[THE REQUEST]
With the images removed, repeat the data below exactly.

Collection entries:
—————
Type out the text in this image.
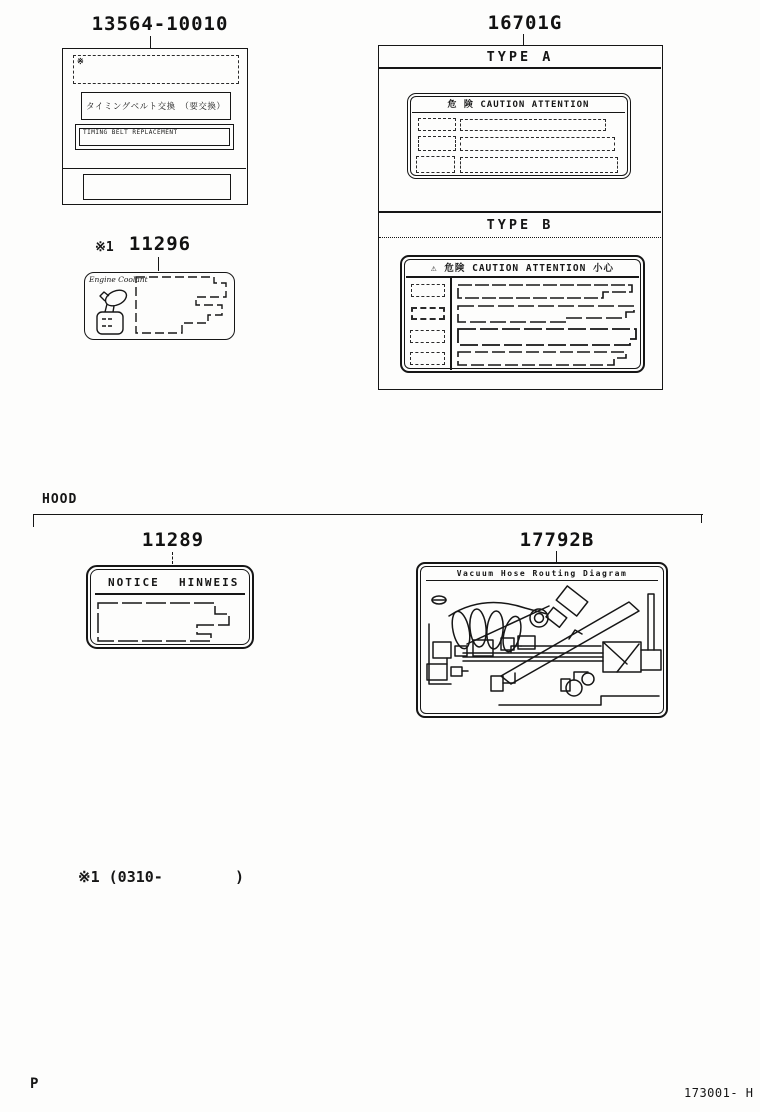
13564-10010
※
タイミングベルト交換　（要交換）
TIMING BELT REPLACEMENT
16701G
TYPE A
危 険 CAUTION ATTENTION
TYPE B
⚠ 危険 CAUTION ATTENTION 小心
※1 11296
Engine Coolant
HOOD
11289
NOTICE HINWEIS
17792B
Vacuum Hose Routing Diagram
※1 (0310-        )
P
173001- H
—————
[EXERCISE RESULT]
Type out the text in this image.
13564-10010
※
タイミングベルト交換　（要交換）
TIMING BELT REPLACEMENT
16701G
TYPE A
危 険 CAUTION ATTENTION
TYPE B
⚠ 危険 CAUTION ATTENTION 小心
※1 11296
Engine Coolant
HOOD
11289
NOTICE HINWEIS
17792B
Vacuum Hose Routing Diagram
※1 (0310-        )
P
173001- H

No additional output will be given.